===== Data provided

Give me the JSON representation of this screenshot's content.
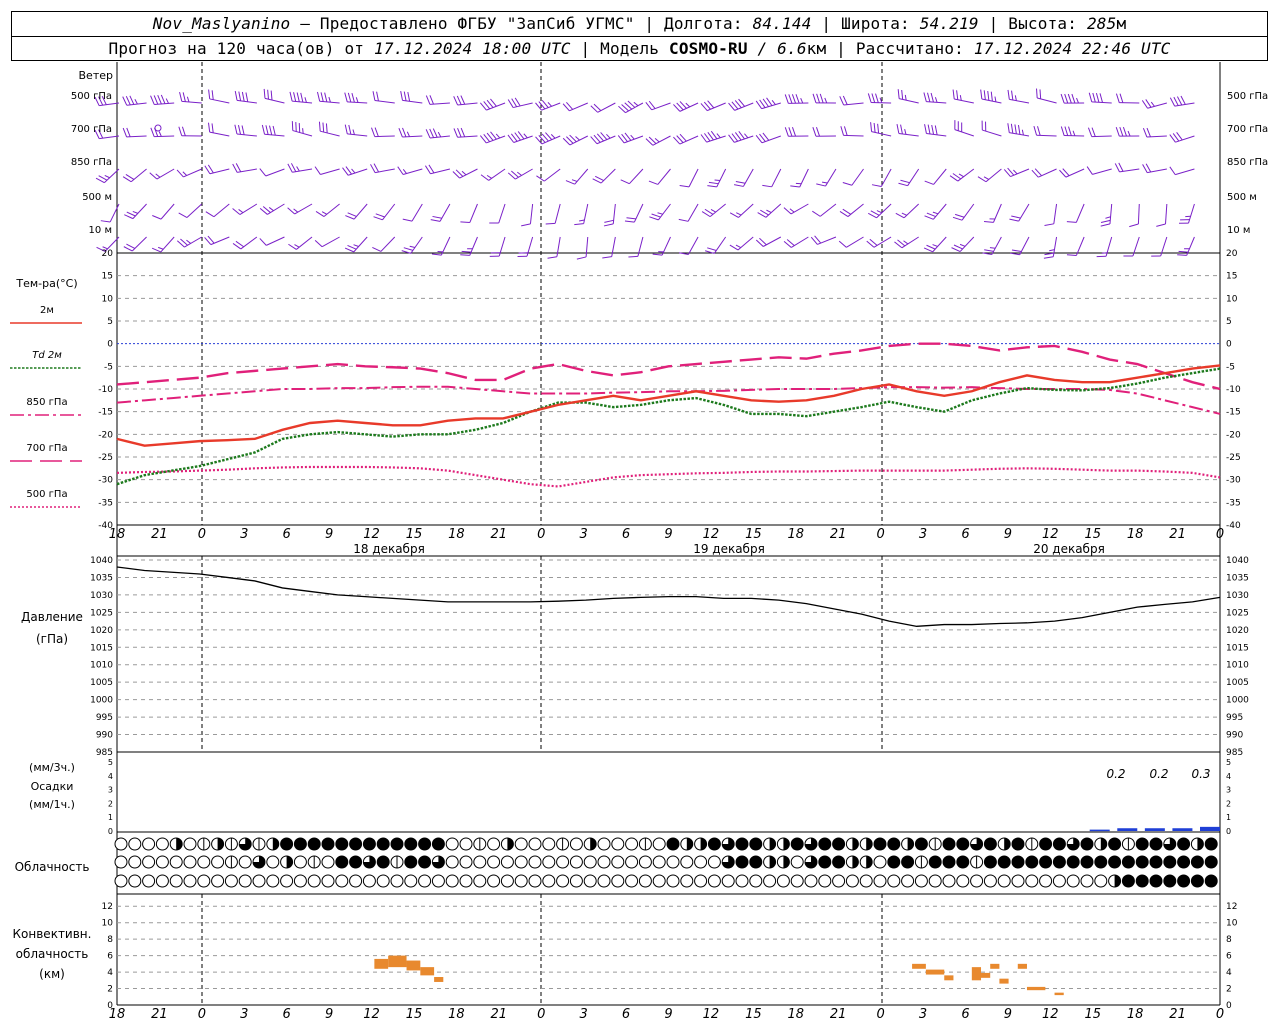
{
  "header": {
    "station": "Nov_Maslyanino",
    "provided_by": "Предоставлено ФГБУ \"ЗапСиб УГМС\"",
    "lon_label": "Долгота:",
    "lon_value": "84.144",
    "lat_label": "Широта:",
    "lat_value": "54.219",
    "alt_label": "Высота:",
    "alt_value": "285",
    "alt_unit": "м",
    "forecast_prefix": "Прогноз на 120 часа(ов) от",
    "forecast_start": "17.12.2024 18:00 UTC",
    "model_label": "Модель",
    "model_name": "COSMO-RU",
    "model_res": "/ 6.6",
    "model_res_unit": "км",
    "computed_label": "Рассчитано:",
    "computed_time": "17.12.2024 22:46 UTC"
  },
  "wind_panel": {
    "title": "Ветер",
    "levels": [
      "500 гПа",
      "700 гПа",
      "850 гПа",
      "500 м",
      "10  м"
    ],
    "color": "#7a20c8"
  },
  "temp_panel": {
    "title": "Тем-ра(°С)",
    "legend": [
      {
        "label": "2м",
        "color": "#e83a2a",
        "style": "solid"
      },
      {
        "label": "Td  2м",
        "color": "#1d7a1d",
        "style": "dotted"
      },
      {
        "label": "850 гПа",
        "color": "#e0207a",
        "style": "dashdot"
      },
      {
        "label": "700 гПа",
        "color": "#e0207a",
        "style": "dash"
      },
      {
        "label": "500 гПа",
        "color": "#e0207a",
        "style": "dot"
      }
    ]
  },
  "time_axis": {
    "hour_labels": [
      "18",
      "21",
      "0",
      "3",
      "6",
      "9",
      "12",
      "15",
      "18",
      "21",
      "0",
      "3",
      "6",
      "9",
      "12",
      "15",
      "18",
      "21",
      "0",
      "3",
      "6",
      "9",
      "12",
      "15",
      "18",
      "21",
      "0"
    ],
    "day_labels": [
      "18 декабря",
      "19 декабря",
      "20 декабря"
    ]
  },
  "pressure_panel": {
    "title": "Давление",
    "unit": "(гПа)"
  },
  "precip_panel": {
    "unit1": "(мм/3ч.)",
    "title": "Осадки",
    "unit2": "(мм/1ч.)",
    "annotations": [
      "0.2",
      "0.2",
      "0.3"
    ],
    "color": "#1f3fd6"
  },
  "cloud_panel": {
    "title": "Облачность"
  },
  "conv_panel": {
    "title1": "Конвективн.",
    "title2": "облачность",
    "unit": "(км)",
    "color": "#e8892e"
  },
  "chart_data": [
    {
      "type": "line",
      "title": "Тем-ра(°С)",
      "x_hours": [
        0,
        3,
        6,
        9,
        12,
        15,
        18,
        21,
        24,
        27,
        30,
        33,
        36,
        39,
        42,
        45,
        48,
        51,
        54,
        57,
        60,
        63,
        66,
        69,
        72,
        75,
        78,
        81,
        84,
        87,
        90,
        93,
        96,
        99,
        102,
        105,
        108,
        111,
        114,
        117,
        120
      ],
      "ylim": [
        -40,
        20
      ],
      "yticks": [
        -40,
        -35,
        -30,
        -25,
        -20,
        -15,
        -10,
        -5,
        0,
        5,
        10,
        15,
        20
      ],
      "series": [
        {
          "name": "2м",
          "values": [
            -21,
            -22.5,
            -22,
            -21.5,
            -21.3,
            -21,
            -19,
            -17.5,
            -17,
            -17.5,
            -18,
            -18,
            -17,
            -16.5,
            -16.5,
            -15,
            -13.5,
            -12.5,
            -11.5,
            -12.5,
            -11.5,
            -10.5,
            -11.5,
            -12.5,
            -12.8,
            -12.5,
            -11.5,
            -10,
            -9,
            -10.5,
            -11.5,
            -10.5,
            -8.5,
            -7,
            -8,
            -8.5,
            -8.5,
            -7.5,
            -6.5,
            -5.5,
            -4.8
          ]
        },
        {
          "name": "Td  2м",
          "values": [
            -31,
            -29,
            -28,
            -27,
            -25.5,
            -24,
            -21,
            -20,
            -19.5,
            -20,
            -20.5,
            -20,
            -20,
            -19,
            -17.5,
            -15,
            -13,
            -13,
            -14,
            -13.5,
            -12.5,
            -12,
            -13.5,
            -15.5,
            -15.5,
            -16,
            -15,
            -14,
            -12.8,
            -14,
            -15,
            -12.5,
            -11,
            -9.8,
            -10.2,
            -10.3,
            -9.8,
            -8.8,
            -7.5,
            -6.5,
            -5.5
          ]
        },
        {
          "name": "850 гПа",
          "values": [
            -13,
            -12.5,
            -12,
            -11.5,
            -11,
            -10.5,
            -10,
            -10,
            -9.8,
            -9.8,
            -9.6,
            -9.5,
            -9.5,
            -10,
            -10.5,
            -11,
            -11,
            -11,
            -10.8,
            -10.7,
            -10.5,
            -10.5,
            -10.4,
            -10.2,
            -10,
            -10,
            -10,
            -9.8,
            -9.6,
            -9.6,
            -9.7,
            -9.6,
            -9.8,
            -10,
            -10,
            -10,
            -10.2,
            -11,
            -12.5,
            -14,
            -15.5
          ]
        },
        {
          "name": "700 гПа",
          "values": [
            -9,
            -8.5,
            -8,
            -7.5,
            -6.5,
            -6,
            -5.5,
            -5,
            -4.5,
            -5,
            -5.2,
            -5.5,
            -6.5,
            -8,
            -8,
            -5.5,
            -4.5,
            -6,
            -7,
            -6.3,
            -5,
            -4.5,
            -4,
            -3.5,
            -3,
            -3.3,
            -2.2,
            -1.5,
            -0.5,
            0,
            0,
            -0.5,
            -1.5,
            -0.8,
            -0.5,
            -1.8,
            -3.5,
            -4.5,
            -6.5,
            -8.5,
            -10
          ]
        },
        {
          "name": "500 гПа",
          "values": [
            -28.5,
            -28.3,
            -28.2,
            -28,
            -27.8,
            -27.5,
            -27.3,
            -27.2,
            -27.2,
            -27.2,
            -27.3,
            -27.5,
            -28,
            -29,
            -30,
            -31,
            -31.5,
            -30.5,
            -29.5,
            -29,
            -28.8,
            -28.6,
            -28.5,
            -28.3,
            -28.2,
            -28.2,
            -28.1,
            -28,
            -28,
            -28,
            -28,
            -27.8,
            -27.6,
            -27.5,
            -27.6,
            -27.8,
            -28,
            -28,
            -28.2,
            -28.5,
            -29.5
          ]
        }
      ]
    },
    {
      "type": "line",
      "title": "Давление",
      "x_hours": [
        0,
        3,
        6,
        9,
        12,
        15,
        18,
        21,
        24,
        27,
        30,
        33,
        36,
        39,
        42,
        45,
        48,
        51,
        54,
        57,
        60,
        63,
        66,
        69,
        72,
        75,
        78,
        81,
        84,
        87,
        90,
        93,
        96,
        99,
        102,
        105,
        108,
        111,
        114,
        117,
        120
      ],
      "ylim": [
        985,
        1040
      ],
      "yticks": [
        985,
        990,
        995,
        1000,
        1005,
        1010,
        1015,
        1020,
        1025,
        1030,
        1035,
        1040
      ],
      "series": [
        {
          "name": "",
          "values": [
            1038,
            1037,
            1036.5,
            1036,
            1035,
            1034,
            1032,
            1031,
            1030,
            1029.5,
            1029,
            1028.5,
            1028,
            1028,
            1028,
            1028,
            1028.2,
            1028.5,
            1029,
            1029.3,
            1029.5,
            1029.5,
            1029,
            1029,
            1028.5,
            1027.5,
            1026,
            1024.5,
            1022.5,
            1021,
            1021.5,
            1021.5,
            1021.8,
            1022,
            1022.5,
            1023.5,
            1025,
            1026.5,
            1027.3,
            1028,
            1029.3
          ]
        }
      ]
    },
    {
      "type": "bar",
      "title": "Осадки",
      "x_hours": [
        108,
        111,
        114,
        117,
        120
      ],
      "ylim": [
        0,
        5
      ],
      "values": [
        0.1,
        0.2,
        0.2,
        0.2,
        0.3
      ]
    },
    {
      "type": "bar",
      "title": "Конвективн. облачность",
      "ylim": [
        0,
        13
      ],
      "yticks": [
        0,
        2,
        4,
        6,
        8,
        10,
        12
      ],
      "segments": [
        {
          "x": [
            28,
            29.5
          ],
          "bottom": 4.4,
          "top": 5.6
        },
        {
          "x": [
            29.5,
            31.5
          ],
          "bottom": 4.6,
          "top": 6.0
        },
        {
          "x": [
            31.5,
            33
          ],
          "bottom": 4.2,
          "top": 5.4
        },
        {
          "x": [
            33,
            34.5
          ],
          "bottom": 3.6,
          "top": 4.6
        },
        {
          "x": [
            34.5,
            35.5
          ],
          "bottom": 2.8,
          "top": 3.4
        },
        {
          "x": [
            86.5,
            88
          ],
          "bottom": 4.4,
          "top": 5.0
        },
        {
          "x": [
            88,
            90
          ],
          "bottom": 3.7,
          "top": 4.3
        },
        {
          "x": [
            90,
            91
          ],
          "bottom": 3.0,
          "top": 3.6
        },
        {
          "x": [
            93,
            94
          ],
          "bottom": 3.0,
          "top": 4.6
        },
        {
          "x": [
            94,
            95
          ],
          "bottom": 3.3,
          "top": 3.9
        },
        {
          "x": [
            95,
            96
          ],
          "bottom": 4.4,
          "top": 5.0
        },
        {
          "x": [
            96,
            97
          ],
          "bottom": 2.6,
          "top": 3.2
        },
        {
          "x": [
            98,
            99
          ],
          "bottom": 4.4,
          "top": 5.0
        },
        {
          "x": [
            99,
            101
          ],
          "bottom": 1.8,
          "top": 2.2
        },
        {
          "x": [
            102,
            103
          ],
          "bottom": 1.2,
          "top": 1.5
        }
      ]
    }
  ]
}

==========
===== Data provided

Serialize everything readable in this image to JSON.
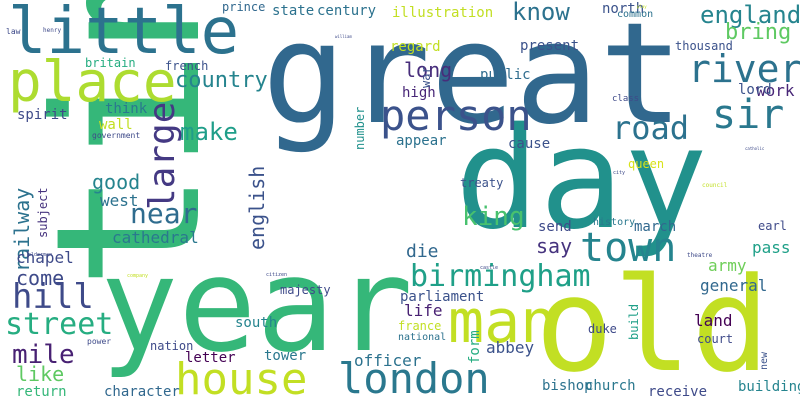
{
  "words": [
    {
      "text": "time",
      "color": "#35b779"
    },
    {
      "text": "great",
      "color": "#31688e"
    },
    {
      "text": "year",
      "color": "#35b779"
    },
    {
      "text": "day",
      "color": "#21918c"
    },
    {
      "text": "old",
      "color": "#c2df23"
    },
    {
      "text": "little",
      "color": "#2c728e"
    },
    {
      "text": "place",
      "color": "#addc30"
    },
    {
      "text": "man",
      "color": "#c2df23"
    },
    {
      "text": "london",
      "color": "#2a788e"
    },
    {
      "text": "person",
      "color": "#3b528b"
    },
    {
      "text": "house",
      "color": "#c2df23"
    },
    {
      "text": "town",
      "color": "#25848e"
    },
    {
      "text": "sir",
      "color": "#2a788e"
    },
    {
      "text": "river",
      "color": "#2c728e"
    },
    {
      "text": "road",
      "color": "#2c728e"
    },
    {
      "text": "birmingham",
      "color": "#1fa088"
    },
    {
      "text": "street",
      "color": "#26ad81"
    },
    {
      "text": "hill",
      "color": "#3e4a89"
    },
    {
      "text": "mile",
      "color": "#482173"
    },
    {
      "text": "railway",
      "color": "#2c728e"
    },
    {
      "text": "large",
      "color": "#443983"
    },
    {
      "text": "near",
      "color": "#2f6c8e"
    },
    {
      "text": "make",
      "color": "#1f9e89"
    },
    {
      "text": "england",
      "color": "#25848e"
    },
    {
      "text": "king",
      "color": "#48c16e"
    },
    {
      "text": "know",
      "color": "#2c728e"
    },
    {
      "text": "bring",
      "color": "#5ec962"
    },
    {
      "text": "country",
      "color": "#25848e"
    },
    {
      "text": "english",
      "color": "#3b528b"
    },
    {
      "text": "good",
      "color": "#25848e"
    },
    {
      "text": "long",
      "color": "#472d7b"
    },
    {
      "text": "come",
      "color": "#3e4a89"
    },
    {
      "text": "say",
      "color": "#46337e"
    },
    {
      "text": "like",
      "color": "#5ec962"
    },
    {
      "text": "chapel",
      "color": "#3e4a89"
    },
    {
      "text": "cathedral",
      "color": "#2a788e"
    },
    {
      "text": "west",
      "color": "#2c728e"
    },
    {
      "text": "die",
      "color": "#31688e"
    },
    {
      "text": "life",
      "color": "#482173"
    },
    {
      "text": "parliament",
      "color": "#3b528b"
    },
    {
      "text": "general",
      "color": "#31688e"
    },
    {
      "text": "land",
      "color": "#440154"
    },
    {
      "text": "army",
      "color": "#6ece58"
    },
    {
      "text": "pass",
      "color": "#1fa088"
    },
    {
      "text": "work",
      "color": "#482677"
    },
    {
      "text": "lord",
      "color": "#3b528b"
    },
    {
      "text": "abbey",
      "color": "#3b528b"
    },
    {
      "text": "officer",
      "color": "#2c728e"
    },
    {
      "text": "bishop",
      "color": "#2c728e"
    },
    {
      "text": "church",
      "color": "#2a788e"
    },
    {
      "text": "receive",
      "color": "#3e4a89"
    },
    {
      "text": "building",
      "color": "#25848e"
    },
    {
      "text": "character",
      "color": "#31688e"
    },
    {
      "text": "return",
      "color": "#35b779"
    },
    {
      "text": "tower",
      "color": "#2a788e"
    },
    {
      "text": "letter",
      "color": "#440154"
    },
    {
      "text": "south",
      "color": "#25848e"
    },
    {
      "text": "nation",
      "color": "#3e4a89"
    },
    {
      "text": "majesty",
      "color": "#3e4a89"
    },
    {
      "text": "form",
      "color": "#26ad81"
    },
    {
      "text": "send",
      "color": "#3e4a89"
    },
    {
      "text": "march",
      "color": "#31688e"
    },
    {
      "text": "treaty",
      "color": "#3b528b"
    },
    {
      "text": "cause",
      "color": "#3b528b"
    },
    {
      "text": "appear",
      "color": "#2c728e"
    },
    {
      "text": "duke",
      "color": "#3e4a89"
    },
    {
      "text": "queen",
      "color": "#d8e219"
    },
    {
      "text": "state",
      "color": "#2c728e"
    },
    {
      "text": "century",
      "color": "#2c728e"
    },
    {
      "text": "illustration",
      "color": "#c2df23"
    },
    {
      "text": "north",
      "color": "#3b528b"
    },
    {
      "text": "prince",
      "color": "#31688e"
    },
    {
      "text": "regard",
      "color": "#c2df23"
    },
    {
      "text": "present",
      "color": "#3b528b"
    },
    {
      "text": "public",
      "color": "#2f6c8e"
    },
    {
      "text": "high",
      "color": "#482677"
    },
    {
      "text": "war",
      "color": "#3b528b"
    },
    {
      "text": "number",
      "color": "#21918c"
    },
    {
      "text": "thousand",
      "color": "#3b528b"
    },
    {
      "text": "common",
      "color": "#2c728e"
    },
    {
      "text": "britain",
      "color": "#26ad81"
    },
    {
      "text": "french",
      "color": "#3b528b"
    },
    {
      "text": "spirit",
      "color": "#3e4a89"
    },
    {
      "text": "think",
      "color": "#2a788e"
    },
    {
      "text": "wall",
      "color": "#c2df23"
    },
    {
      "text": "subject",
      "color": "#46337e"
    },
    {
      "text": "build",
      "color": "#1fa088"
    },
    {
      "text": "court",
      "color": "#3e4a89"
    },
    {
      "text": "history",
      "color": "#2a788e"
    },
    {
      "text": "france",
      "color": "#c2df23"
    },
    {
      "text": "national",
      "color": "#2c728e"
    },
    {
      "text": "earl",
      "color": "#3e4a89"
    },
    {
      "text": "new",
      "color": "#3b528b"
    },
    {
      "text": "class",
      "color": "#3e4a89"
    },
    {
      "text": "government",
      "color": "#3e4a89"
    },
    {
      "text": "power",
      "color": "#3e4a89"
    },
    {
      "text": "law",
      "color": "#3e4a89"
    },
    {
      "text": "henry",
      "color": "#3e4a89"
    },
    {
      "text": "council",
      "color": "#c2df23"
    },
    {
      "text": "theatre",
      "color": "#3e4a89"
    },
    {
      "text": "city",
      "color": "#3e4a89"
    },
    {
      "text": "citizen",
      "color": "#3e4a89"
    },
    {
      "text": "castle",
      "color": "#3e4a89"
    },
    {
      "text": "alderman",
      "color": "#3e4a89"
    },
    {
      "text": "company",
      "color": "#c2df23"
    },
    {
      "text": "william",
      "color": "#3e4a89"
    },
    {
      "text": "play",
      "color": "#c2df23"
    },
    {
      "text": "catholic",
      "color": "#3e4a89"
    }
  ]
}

==========

What this task involves: Look through the records and gather every line containing "style".

Complete response:
        "style": "solid"
        "style": "dotted"
        "style": "dashdot"
        "style": "dash"
        "style": "dot"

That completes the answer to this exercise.